EXERCISE »
From the listing below, pull each line that includes "kind".

[Raw records]
★ ★ ★ ★ ★ ★ ★

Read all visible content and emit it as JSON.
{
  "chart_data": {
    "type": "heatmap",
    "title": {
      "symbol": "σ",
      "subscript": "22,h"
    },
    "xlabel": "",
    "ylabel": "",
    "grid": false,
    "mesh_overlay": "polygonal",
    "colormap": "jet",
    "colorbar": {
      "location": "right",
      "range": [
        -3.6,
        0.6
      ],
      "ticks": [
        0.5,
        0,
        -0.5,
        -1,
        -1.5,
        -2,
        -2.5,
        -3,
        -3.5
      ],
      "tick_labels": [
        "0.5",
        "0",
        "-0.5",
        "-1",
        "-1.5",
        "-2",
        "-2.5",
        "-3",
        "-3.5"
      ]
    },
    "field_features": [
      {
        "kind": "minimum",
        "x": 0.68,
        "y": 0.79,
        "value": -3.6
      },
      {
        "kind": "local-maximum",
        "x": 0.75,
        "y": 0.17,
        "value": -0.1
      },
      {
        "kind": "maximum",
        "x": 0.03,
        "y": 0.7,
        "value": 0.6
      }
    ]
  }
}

★ ★ ★ ★ ★ ★ ★

COMPLETE RESPONSE »
        "kind": "minimum",
        "kind": "local-maximum",
        "kind": "maximum",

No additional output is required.